## Exercise instructions
Locate each line of the material that contains "structured", then return it.

## Data provided

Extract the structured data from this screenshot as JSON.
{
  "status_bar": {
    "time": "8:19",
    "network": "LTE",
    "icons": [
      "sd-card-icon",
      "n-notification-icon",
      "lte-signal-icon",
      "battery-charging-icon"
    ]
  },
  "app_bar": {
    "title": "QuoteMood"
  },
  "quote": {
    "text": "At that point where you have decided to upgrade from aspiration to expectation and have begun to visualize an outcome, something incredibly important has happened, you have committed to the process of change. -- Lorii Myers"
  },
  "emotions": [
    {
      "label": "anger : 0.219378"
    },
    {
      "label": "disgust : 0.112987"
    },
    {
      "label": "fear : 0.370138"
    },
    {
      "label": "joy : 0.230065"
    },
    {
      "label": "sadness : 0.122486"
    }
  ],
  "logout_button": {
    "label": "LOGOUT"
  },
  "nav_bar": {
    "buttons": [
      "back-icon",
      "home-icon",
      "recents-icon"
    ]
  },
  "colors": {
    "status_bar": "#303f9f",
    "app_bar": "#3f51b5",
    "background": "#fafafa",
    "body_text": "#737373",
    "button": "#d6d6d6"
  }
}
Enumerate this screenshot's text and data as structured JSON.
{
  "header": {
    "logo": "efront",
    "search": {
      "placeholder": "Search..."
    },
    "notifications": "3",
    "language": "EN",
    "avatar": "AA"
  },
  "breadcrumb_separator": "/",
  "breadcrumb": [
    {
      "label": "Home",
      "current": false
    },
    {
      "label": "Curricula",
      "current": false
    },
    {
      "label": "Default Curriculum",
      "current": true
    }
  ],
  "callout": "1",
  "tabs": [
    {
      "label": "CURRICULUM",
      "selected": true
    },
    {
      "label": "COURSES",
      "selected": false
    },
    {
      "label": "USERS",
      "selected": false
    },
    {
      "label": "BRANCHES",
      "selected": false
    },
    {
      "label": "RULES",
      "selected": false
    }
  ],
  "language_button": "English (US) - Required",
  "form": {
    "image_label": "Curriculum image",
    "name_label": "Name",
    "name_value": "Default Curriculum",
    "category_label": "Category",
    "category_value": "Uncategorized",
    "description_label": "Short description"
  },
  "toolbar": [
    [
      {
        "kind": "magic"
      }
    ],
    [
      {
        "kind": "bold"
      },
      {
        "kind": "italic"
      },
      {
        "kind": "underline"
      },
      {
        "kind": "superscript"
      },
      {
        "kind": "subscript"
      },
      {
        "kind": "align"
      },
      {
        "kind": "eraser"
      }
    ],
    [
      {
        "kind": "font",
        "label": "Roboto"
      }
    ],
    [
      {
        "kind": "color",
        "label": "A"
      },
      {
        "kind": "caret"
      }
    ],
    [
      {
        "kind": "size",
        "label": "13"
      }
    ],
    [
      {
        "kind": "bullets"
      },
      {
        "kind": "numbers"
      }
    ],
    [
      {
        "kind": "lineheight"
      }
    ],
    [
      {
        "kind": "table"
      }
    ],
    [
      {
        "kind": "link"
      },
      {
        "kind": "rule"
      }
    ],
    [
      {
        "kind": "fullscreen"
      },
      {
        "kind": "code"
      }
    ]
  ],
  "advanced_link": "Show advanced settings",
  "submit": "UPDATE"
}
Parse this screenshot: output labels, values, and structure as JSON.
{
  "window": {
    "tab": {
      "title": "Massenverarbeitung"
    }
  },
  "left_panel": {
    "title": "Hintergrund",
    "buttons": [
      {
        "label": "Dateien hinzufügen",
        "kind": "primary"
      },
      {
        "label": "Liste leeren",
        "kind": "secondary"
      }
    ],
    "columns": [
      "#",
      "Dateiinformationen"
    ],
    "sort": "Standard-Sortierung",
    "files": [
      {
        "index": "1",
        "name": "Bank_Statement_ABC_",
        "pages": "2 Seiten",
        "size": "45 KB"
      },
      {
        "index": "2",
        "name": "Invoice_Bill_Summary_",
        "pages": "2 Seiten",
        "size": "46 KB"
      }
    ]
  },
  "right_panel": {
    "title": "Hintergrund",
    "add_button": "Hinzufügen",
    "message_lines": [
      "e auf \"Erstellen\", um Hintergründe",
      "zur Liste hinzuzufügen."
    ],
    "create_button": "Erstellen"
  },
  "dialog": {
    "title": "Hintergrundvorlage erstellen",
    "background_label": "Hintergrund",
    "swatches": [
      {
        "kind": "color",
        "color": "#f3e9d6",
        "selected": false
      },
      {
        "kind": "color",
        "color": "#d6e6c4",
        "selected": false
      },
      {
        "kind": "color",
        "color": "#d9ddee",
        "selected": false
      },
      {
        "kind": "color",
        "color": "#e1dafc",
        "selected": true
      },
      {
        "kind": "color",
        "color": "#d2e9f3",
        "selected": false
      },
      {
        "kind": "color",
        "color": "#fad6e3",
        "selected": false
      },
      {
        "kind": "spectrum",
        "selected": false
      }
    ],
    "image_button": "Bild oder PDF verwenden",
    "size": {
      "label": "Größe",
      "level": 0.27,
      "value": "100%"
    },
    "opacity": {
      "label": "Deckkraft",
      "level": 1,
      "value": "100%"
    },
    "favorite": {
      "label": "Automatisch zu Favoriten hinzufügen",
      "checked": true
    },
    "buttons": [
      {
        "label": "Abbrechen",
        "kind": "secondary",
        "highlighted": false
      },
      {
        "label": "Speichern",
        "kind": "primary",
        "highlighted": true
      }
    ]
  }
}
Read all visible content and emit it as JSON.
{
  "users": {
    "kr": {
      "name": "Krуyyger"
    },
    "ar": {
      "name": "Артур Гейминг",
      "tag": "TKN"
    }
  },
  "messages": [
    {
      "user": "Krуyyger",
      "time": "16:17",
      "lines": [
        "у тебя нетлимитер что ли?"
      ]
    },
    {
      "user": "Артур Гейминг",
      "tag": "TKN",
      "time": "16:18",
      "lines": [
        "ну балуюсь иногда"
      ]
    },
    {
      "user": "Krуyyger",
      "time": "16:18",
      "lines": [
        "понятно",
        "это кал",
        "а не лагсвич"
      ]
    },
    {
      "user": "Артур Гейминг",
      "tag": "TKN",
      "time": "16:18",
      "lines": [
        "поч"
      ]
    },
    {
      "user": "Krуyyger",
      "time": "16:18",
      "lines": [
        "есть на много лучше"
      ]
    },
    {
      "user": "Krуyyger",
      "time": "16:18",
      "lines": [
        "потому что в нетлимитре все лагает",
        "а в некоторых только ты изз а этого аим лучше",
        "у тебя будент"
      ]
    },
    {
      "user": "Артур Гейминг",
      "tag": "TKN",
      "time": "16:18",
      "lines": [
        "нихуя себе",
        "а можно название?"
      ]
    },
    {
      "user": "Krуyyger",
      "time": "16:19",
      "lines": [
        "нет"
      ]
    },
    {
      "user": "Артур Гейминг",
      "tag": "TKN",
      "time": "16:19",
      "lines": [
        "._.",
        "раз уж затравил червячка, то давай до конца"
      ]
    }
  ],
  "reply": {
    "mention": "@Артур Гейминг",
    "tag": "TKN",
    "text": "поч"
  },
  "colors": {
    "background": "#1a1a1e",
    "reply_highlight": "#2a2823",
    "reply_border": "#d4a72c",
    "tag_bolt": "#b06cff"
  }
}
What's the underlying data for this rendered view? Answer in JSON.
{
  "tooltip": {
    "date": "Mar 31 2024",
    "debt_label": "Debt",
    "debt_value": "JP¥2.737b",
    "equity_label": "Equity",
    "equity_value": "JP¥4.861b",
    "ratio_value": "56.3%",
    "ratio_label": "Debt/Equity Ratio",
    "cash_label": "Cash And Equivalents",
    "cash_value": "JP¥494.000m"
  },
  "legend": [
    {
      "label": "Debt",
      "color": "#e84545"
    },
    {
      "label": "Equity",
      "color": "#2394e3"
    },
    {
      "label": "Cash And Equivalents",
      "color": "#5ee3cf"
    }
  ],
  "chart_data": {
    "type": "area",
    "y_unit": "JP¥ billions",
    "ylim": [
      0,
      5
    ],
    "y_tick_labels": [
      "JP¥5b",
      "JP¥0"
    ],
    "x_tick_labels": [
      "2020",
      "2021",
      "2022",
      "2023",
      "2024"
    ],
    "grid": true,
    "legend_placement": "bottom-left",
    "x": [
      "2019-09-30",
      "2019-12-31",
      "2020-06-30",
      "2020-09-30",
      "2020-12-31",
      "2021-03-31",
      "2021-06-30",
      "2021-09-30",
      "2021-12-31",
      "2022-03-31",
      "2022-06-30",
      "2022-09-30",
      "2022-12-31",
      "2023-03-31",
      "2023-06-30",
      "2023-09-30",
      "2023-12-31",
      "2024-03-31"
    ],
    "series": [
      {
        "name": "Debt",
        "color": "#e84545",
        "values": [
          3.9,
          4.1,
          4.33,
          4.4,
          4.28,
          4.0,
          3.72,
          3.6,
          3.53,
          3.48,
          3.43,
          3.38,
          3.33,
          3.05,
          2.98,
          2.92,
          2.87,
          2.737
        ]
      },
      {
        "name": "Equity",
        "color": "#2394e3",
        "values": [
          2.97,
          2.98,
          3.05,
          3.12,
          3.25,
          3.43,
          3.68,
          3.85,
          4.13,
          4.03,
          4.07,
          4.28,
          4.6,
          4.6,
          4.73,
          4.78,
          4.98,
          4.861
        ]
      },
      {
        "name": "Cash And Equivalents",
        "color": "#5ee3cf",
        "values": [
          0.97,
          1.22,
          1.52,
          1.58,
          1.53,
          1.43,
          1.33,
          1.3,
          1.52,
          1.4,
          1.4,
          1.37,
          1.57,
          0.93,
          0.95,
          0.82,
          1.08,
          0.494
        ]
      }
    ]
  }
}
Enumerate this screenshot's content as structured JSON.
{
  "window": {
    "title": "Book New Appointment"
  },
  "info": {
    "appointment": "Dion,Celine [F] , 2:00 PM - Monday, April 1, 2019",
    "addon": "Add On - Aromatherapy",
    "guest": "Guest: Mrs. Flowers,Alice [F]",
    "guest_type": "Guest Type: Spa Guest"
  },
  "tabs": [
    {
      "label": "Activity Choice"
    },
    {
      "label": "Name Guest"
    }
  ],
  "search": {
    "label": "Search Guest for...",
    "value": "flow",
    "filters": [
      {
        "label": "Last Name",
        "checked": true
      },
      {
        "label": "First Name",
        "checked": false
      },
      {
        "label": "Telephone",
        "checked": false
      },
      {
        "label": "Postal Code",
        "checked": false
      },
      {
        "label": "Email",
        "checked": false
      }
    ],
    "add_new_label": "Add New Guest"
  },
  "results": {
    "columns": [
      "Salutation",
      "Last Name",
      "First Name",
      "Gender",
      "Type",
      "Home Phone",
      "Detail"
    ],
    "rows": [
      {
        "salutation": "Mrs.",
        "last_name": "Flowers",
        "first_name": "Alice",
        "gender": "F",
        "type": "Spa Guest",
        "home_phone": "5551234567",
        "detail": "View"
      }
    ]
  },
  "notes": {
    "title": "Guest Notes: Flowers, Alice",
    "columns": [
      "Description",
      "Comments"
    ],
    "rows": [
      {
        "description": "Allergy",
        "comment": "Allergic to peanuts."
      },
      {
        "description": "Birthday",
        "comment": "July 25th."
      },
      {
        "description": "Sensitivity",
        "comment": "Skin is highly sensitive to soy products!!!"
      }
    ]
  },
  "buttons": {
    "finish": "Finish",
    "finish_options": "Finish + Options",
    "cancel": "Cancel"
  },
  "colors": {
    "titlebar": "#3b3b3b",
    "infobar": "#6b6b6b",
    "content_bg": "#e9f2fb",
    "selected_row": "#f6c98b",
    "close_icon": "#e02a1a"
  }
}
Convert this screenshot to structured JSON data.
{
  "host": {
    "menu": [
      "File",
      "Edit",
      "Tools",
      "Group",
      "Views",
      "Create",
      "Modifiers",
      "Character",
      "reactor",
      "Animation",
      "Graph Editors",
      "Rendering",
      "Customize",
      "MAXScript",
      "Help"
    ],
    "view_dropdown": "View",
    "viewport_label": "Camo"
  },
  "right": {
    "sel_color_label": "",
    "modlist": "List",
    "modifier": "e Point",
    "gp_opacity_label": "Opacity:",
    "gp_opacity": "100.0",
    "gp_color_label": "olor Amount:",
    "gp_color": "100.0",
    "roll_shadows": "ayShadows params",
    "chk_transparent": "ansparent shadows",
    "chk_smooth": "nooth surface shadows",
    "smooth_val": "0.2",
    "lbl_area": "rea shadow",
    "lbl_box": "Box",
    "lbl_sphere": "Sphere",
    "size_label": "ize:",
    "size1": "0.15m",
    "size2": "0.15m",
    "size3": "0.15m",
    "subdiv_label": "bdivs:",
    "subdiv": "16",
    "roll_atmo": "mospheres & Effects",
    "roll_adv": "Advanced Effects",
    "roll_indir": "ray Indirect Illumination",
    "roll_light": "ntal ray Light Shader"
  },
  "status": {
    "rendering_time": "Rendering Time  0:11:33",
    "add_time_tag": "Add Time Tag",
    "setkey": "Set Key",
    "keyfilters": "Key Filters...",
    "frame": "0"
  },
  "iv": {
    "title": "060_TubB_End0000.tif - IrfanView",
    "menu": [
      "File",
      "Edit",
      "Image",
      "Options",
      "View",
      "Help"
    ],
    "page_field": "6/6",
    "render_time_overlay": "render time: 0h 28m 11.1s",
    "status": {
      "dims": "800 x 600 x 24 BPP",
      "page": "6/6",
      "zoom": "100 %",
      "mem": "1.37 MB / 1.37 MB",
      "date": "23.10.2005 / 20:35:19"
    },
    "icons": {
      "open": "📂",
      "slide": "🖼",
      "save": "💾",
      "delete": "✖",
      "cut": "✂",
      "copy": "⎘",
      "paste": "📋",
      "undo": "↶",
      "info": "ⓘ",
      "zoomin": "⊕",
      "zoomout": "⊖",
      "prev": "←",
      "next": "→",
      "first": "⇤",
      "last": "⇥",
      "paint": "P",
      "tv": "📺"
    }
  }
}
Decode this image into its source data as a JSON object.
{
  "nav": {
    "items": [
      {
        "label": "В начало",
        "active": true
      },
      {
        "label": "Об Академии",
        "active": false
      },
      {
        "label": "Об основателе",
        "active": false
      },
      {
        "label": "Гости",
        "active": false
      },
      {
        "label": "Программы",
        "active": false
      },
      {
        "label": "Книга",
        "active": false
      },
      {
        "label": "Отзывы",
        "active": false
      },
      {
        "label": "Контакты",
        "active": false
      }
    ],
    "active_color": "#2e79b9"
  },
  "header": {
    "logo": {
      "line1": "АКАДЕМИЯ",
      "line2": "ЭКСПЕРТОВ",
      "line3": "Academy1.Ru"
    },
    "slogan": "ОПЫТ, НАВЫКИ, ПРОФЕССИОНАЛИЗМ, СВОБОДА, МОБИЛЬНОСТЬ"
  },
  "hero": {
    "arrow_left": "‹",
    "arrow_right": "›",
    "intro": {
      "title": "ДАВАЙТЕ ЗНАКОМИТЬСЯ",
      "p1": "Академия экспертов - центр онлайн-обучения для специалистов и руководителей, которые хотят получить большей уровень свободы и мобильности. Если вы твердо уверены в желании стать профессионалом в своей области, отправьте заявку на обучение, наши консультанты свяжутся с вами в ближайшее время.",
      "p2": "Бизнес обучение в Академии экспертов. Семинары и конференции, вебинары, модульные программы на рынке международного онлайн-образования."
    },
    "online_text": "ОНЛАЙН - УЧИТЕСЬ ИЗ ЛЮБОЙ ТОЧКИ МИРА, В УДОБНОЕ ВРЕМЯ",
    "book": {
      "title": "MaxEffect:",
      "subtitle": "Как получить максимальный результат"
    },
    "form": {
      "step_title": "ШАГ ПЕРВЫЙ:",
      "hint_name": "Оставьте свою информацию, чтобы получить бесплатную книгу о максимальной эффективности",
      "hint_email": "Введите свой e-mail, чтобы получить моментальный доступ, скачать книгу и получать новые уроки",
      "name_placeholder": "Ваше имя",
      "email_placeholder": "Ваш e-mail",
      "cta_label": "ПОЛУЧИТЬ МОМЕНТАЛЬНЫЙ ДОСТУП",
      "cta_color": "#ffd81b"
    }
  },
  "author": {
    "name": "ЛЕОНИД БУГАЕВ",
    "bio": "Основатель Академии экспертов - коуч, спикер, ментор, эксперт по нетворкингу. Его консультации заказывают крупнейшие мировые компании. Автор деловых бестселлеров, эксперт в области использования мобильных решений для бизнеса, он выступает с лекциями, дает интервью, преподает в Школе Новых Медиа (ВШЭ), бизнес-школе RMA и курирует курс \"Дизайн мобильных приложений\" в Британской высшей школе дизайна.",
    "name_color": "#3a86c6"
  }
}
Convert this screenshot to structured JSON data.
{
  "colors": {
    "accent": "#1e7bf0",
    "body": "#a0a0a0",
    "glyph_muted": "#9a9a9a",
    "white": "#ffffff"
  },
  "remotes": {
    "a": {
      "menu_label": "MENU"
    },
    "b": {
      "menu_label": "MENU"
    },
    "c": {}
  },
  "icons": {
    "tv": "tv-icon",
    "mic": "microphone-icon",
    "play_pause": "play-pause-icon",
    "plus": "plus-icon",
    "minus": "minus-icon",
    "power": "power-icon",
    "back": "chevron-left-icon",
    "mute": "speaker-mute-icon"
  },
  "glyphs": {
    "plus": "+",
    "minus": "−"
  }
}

## Correct result
Extract the structured data from this screenshot as JSON.
Enumerate this screenshot's text and data as structured JSON.
Enumerate this screenshot's content as structured JSON.
Convert this screenshot to structured JSON data.
Convert this screenshot to structured JSON data.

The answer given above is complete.